__SUPPLIED RECORDS__:
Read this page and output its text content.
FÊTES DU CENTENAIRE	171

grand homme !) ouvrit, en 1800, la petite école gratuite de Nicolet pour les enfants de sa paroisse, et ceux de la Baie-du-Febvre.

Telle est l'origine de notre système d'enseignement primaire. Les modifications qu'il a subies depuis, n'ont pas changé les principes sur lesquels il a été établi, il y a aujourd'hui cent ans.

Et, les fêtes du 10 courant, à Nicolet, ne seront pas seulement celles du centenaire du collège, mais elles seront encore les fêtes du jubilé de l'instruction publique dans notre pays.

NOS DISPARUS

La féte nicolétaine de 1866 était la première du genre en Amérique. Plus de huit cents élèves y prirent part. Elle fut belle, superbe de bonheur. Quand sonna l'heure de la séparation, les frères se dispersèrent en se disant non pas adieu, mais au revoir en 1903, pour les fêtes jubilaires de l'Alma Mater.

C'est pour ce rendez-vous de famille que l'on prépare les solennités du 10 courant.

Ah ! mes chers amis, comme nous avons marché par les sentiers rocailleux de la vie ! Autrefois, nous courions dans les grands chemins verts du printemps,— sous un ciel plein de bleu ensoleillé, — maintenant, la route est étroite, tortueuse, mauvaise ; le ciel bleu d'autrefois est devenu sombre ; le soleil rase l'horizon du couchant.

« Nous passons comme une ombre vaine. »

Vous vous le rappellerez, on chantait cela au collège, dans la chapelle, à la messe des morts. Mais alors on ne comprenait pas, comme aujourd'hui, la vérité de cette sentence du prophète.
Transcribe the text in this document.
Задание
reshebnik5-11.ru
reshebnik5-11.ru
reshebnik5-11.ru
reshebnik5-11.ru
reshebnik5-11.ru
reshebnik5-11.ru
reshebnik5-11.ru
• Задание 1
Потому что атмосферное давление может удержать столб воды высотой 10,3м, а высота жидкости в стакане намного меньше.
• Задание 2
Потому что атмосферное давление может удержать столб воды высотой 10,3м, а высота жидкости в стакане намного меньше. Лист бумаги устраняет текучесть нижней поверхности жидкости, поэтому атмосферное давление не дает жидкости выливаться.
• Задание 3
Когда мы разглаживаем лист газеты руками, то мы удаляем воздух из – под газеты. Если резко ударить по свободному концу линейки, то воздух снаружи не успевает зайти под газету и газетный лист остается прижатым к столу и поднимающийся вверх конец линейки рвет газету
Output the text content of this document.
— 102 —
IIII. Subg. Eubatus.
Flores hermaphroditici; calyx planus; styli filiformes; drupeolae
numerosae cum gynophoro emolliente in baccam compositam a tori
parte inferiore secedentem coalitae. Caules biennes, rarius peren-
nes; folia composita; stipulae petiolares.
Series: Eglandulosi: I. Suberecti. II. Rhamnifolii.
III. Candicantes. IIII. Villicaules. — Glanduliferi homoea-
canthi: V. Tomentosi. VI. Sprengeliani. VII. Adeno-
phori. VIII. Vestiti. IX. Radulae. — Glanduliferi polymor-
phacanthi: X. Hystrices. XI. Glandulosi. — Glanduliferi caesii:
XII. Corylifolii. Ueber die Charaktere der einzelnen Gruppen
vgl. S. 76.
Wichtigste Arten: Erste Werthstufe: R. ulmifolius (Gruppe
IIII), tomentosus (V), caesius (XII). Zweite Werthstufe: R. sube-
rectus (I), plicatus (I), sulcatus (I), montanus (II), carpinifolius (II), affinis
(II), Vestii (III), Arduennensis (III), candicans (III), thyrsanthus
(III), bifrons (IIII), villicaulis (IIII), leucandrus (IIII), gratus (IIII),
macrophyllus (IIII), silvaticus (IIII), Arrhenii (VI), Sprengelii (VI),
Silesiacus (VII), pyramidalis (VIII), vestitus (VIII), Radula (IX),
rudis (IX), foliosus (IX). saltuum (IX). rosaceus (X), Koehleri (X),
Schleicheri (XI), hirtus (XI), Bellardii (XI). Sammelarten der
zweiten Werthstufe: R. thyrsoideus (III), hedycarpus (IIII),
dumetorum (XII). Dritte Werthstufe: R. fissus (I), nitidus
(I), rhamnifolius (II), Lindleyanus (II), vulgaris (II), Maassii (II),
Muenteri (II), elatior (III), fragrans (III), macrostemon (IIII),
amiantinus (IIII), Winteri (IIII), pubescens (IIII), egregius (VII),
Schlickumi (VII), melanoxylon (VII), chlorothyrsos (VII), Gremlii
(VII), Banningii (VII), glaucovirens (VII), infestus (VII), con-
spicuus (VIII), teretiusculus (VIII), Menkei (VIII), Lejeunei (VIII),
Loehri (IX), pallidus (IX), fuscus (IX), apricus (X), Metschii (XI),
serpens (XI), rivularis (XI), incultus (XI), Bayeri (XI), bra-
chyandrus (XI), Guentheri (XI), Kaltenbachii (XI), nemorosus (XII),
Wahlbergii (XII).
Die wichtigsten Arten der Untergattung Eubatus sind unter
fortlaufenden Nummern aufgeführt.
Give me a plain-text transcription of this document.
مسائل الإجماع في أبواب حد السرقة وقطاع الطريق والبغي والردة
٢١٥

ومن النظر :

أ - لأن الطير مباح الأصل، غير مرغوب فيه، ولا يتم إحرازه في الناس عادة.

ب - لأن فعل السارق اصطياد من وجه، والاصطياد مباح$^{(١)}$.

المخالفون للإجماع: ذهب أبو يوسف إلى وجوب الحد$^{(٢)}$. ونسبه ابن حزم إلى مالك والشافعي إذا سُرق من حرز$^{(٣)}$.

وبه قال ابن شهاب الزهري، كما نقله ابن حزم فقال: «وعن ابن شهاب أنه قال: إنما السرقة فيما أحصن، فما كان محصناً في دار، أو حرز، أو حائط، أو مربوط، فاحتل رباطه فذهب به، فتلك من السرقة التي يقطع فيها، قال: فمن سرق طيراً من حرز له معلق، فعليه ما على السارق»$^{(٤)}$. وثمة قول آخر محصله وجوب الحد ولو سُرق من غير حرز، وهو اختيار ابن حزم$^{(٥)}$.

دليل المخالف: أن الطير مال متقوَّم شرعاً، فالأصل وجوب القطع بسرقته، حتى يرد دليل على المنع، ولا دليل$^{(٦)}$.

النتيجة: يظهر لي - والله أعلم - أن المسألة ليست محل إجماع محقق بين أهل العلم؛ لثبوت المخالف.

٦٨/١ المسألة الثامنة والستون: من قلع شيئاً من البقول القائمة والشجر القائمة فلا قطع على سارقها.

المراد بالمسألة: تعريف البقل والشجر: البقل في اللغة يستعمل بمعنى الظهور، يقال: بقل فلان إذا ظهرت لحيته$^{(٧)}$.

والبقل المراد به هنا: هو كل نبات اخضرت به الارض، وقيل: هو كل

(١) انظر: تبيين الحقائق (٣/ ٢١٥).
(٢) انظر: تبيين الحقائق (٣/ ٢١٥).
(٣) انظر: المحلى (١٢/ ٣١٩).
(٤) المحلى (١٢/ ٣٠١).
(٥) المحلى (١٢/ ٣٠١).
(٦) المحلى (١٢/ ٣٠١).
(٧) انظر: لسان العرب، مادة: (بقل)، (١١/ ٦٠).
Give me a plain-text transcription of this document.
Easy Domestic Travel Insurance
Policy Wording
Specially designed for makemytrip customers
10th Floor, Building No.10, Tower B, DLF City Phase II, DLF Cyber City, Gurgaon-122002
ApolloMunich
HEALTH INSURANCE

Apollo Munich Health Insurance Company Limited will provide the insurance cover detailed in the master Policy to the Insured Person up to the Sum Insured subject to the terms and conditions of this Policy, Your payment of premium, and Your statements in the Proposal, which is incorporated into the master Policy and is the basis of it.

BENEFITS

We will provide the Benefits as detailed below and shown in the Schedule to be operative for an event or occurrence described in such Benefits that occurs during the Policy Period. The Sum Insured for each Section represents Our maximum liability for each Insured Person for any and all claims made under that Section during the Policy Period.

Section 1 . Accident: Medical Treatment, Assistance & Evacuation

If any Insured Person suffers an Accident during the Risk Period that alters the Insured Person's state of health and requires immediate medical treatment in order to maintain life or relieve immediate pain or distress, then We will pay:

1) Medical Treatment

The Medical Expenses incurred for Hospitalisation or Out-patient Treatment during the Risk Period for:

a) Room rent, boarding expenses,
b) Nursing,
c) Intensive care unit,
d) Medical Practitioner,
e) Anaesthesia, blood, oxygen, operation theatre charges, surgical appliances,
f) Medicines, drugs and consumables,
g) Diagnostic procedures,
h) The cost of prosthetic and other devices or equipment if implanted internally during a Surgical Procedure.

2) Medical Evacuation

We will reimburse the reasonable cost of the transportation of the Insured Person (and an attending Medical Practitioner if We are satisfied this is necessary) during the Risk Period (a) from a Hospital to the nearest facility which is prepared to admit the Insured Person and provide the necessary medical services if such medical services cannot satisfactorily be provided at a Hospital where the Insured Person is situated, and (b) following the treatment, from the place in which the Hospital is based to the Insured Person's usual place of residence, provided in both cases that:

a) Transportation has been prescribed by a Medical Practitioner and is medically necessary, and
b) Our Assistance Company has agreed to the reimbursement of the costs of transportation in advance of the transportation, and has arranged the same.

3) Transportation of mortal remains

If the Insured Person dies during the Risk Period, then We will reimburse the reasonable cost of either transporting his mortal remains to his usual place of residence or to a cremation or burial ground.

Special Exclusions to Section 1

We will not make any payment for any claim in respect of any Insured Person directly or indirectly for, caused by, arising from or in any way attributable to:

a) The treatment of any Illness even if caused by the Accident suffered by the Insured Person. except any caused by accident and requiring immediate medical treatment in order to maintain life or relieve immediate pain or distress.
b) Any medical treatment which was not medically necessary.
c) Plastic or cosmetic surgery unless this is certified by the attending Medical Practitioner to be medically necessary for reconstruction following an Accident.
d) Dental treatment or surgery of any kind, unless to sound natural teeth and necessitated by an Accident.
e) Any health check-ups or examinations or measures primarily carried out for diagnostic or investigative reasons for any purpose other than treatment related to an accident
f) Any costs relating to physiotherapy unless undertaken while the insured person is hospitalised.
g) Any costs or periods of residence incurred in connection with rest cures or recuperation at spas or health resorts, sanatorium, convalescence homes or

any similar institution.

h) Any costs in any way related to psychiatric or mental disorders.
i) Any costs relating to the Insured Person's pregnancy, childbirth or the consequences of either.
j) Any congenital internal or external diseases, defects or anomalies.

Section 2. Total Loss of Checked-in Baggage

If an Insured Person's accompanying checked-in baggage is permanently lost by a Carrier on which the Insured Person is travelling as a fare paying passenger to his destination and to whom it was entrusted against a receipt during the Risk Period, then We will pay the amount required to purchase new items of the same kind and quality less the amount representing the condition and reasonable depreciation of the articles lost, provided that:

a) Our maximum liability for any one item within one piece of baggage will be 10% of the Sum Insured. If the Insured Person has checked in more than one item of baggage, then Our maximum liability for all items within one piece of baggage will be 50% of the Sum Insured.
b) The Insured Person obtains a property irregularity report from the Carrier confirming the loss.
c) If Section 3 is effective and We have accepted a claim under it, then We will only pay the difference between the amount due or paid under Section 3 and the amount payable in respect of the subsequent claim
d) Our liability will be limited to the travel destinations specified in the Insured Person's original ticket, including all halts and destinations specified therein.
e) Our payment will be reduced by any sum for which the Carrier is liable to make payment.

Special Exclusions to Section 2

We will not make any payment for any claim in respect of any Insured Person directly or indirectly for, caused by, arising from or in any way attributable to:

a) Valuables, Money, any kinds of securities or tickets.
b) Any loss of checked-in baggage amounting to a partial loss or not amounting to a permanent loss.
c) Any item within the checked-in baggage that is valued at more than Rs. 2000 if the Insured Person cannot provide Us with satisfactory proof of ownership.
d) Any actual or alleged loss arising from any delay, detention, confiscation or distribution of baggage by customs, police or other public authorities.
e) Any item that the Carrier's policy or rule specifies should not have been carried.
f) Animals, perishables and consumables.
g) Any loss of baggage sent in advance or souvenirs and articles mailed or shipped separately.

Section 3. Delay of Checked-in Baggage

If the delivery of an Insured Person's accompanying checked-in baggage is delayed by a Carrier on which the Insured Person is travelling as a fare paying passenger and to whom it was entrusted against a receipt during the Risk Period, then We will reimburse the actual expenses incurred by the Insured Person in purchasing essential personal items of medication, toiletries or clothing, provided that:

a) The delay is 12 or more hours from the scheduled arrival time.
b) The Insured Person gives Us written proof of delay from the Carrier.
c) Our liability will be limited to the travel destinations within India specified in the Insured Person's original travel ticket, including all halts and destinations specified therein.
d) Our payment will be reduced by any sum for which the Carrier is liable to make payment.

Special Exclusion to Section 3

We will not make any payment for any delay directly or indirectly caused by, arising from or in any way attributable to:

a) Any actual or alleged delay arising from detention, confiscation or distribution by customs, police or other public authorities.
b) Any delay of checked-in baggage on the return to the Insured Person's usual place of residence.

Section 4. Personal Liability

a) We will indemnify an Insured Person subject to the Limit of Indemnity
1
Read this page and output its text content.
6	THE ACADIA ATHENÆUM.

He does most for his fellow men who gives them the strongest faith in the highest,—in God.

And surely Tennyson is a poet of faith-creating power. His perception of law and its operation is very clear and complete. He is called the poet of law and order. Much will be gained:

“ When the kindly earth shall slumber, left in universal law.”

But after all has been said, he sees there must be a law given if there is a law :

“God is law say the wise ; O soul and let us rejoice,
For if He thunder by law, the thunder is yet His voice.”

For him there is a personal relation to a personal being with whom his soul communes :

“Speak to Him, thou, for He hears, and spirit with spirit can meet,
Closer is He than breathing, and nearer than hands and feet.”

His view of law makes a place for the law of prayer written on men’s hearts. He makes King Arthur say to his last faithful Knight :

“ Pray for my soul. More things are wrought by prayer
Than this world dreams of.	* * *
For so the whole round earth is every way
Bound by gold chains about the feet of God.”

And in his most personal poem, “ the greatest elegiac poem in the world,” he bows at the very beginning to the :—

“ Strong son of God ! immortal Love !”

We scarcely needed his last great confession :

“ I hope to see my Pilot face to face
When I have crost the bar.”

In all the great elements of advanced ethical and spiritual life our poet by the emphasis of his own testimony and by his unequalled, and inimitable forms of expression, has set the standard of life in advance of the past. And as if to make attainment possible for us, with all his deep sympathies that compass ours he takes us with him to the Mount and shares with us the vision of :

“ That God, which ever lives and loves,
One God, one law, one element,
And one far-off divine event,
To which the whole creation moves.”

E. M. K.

__WRITTEN TASK__: Which lines contain the word "Потому"? Copy each of them.

__REPLY__:
Потому что атмосферное давление может удержать столб воды высотой 10,3м, а высота жидкости в стакане намного меньше.
Потому что атмосферное давление может удержать столб воды высотой 10,3м, а высота жидкости в стакане намного меньше. Лист бумаги устраняет текучесть нижней поверхности жидкости, поэтому атмосферное давление не дает жидкости выливаться.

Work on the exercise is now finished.